Data supplied —
_ _ _ _
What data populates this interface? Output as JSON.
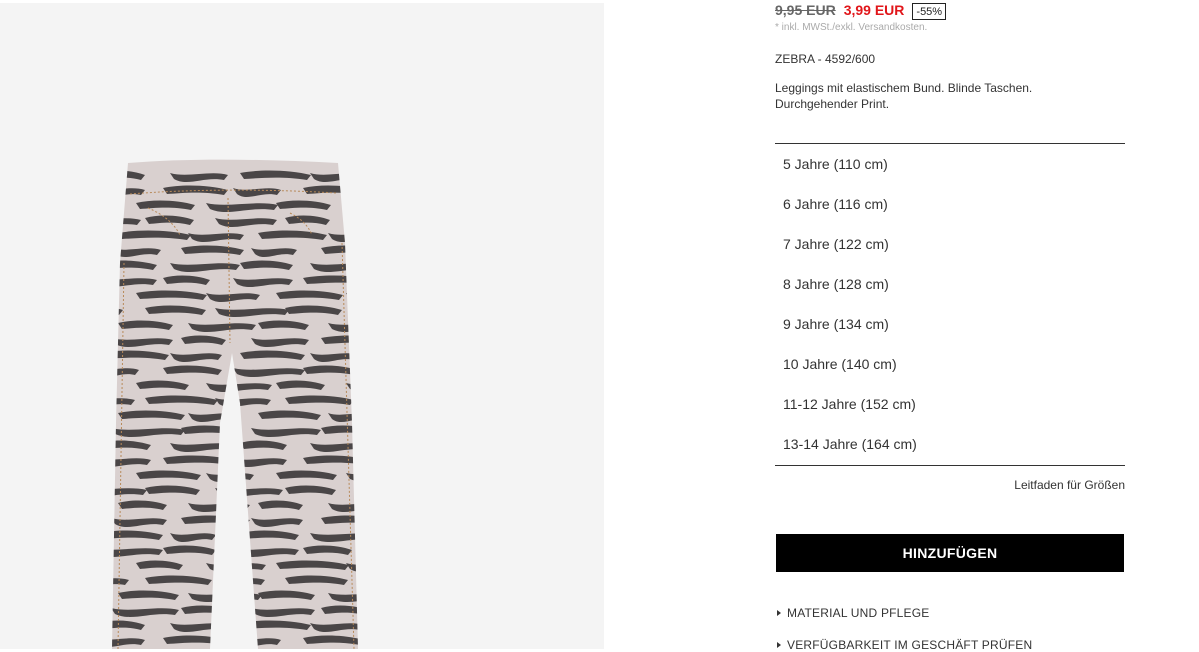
{
  "product": {
    "old_price": "9,95 EUR",
    "new_price": "3,99 EUR",
    "discount": "-55%",
    "tax_note": "* inkl. MWSt./exkl. Versandkosten.",
    "reference": "ZEBRA - 4592/600",
    "description": "Leggings mit elastischem Bund. Blinde Taschen. Durchgehender Print."
  },
  "sizes": [
    "5 Jahre (110 cm)",
    "6 Jahre (116 cm)",
    "7 Jahre (122 cm)",
    "8 Jahre (128 cm)",
    "9 Jahre (134 cm)",
    "10 Jahre (140 cm)",
    "11-12 Jahre (152 cm)",
    "13-14 Jahre (164 cm)"
  ],
  "size_guide_label": "Leitfaden für Größen",
  "add_button_label": "HINZUFÜGEN",
  "accordion": {
    "material": "MATERIAL UND PFLEGE",
    "availability": "VERFÜGBARKEIT IM GESCHÄFT PRÜFEN"
  },
  "colors": {
    "sale_price": "#e1161a",
    "button_bg": "#000000",
    "image_bg": "#f4f4f4",
    "leggings_base": "#d9d0cf",
    "zebra_stripe": "#4a4647"
  }
}
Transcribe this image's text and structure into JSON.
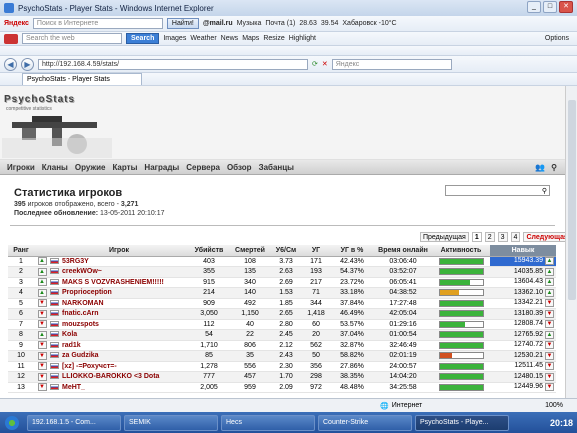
{
  "window": {
    "title": "PsychoStats - Player Stats - Windows Internet Explorer"
  },
  "toolbar1": {
    "yandex": "Яндекс",
    "search_placeholder": "Поиск в Интернете",
    "find_btn": "Найти!",
    "mail": "@mail.ru",
    "music": "Музыка",
    "mailbox": "Почта (1)",
    "rate1": "28.63",
    "rate2": "39.54",
    "weather": "Хабаровск -10°C"
  },
  "toolbar2": {
    "search_placeholder": "Search the web",
    "search_btn": "Search",
    "images": "Images",
    "weather": "Weather",
    "news": "News",
    "maps": "Maps",
    "resize": "Resize",
    "highlight": "Highlight",
    "options": "Options"
  },
  "address": {
    "url": "http://192.168.4.59/stats/",
    "search_placeholder": "Яндекс"
  },
  "tab": {
    "label": "PsychoStats - Player Stats"
  },
  "site": {
    "logo": "PsychoStats",
    "logo_sub": "competitive statistics",
    "nav": [
      "Игроки",
      "Кланы",
      "Оружие",
      "Карты",
      "Награды",
      "Сервера",
      "Обзор",
      "Забанцы"
    ]
  },
  "stats": {
    "title": "Статистика игроков",
    "shown": "395",
    "shown_text": "игроков отображено, всего -",
    "total": "3,271",
    "updated_label": "Последнее обновление:",
    "updated_value": "13-05-2011 20:10:17"
  },
  "pager": {
    "prev": "Предыдущая",
    "pages": [
      "1",
      "2",
      "3",
      "4"
    ],
    "next": "Следующая"
  },
  "table": {
    "headers": [
      "Ранг",
      "",
      "Игрок",
      "Убийств",
      "Смертей",
      "У6/См",
      "УГ",
      "УГ в %",
      "Время онлайн",
      "Активность",
      "Навык"
    ],
    "rows": [
      {
        "rank": "1",
        "dir": "up",
        "name": "53RG3Y",
        "kills": "403",
        "deaths": "108",
        "kd": "3.73",
        "hs": "171",
        "hsp": "42.43%",
        "time": "03:06:40",
        "act": 1.0,
        "actcolor": "#3bb33b",
        "skill": "15943.39"
      },
      {
        "rank": "2",
        "dir": "up",
        "name": "creekWOw~",
        "kills": "355",
        "deaths": "135",
        "kd": "2.63",
        "hs": "193",
        "hsp": "54.37%",
        "time": "03:52:07",
        "act": 1.0,
        "actcolor": "#3bb33b",
        "skill": "14035.85"
      },
      {
        "rank": "3",
        "dir": "up",
        "name": "MAKS S VOZVRASHENIEM!!!!!",
        "kills": "915",
        "deaths": "340",
        "kd": "2.69",
        "hs": "217",
        "hsp": "23.72%",
        "time": "06:05:41",
        "act": 0.72,
        "actcolor": "#3bb33b",
        "skill": "13604.43"
      },
      {
        "rank": "4",
        "dir": "up",
        "name": "Proprioception",
        "kills": "214",
        "deaths": "140",
        "kd": "1.53",
        "hs": "71",
        "hsp": "33.18%",
        "time": "04:38:52",
        "act": 0.45,
        "actcolor": "#e0a020",
        "skill": "13362.10"
      },
      {
        "rank": "5",
        "dir": "dn",
        "name": "NARKOMAN",
        "kills": "909",
        "deaths": "492",
        "kd": "1.85",
        "hs": "344",
        "hsp": "37.84%",
        "time": "17:27:48",
        "act": 1.0,
        "actcolor": "#3bb33b",
        "skill": "13342.21"
      },
      {
        "rank": "6",
        "dir": "dn",
        "name": "fnatic.cArn",
        "kills": "3,050",
        "deaths": "1,150",
        "kd": "2.65",
        "hs": "1,418",
        "hsp": "46.49%",
        "time": "42:05:04",
        "act": 1.0,
        "actcolor": "#3bb33b",
        "skill": "13180.39"
      },
      {
        "rank": "7",
        "dir": "dn",
        "name": "mouzspots",
        "kills": "112",
        "deaths": "40",
        "kd": "2.80",
        "hs": "60",
        "hsp": "53.57%",
        "time": "01:29:16",
        "act": 0.6,
        "actcolor": "#3bb33b",
        "skill": "12808.74"
      },
      {
        "rank": "8",
        "dir": "up",
        "name": "Kola",
        "kills": "54",
        "deaths": "22",
        "kd": "2.45",
        "hs": "20",
        "hsp": "37.04%",
        "time": "01:00:54",
        "act": 1.0,
        "actcolor": "#3bb33b",
        "skill": "12765.92"
      },
      {
        "rank": "9",
        "dir": "dn",
        "name": "rad1k",
        "kills": "1,710",
        "deaths": "806",
        "kd": "2.12",
        "hs": "562",
        "hsp": "32.87%",
        "time": "32:46:49",
        "act": 1.0,
        "actcolor": "#3bb33b",
        "skill": "12740.72"
      },
      {
        "rank": "10",
        "dir": "dn",
        "name": "za Gudzika",
        "kills": "85",
        "deaths": "35",
        "kd": "2.43",
        "hs": "50",
        "hsp": "58.82%",
        "time": "02:01:19",
        "act": 0.3,
        "actcolor": "#d05020",
        "skill": "12530.21"
      },
      {
        "rank": "11",
        "dir": "dn",
        "name": "[xz] -=Рохучст=-",
        "kills": "1,278",
        "deaths": "556",
        "kd": "2.30",
        "hs": "356",
        "hsp": "27.86%",
        "time": "24:00:57",
        "act": 1.0,
        "actcolor": "#3bb33b",
        "skill": "12511.45"
      },
      {
        "rank": "12",
        "dir": "dn",
        "name": "LLIOKKO-BAROKKO <3 Dota",
        "kills": "777",
        "deaths": "457",
        "kd": "1.70",
        "hs": "298",
        "hsp": "38.35%",
        "time": "14:04:20",
        "act": 1.0,
        "actcolor": "#3bb33b",
        "skill": "12480.15"
      },
      {
        "rank": "13",
        "dir": "dn",
        "name": "MeHT_",
        "kills": "2,005",
        "deaths": "959",
        "kd": "2.09",
        "hs": "972",
        "hsp": "48.48%",
        "time": "34:25:58",
        "act": 1.0,
        "actcolor": "#3bb33b",
        "skill": "12449.96"
      }
    ]
  },
  "status": {
    "zone": "Интернет",
    "zoom": "100%"
  },
  "taskbar": {
    "items": [
      "192.168.1.5 - Com...",
      "SEMIK",
      "Hecs",
      "Counter-Strike",
      "PsychoStats - Playe..."
    ],
    "clock": "20:18"
  }
}
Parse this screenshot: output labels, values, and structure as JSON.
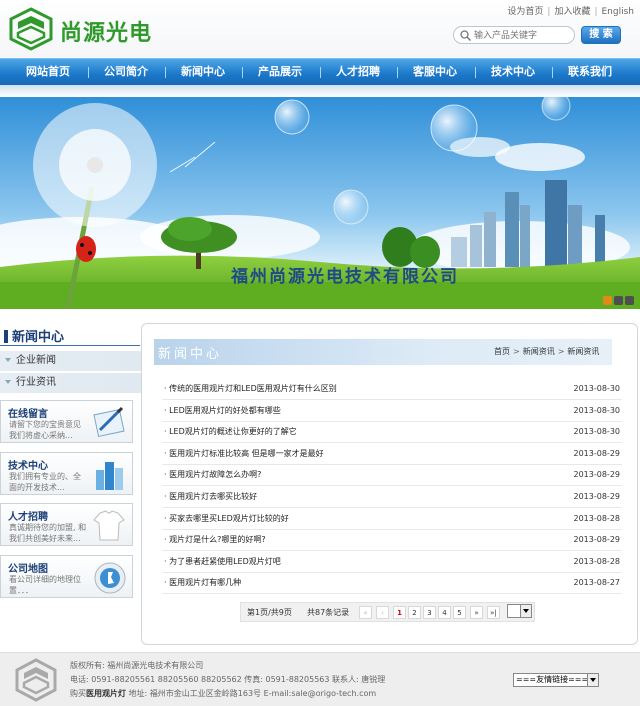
{
  "header": {
    "brand": "尚源光电",
    "top_links": [
      "设为首页",
      "加入收藏",
      "English"
    ],
    "search_placeholder": "输入产品关键字",
    "search_button": "搜 索"
  },
  "nav": [
    "网站首页",
    "公司简介",
    "新闻中心",
    "产品展示",
    "人才招聘",
    "客服中心",
    "技术中心",
    "联系我们"
  ],
  "banner": {
    "title": "福州尚源光电技术有限公司"
  },
  "sidebar": {
    "title": "新闻中心",
    "menu": [
      "企业新闻",
      "行业资讯"
    ],
    "cards": [
      {
        "title": "在线留言",
        "desc": "请留下您的宝贵意见 我们将虚心采纳..."
      },
      {
        "title": "技术中心",
        "desc": "我们拥有专业的、全 面的开发技术..."
      },
      {
        "title": "人才招聘",
        "desc": "真诚期待您的加盟, 和我们共创美好未来..."
      },
      {
        "title": "公司地图",
        "desc": "看公司详细的地理位置．．．"
      }
    ]
  },
  "main": {
    "title": "新闻中心",
    "breadcrumb": [
      "首页",
      "新闻资讯",
      "新闻资讯"
    ],
    "news": [
      {
        "title": "· 传统的医用观片灯和LED医用观片灯有什么区别",
        "date": "2013-08-30"
      },
      {
        "title": "·  LED医用观片灯的好处都有哪些",
        "date": "2013-08-30"
      },
      {
        "title": "· LED观片灯的概述让你更好的了解它",
        "date": "2013-08-30"
      },
      {
        "title": "· 医用观片灯标准比较高 但是哪一家才是最好",
        "date": "2013-08-29"
      },
      {
        "title": "· 医用观片灯故障怎么办啊?",
        "date": "2013-08-29"
      },
      {
        "title": "· 医用观片灯去哪买比较好",
        "date": "2013-08-29"
      },
      {
        "title": "· 买家去哪里买LED观片灯比较的好",
        "date": "2013-08-28"
      },
      {
        "title": "· 观片灯是什么?哪里的好啊?",
        "date": "2013-08-29"
      },
      {
        "title": "· 为了患者赶紧使用LED观片灯吧",
        "date": "2013-08-28"
      },
      {
        "title": "· 医用观片灯有哪几种",
        "date": "2013-08-27"
      }
    ],
    "pager": {
      "page_info": "第1页/共9页",
      "total": "共87条记录",
      "first": "«",
      "prev": "‹",
      "pages": [
        "1",
        "2",
        "3",
        "4",
        "5"
      ],
      "next": "»",
      "last": "»|"
    }
  },
  "footer": {
    "copyright": "版权所有: 福州尚源光电技术有限公司",
    "contact": "电话: 0591-88205561 88205560 88205562  传真: 0591-88205563  联系人: 唐锐理",
    "buy_prefix": "购买",
    "buy_em": "医用观片灯",
    "address": "  地址: 福州市金山工业区金岭路163号  E-mail:sale@origo-tech.com",
    "friend_links": "===友情链接==="
  },
  "colors": {
    "nav": "#1b77c9",
    "brand_green": "#2f9a2b",
    "side_title": "#1d3f78"
  }
}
_ _ _ _
To be done — Search the data for the word "Яндекс" and copy each line where it appears.

Solved problem —
    "yandex": "Яндекс",
    "search_placeholder": "Яндекс"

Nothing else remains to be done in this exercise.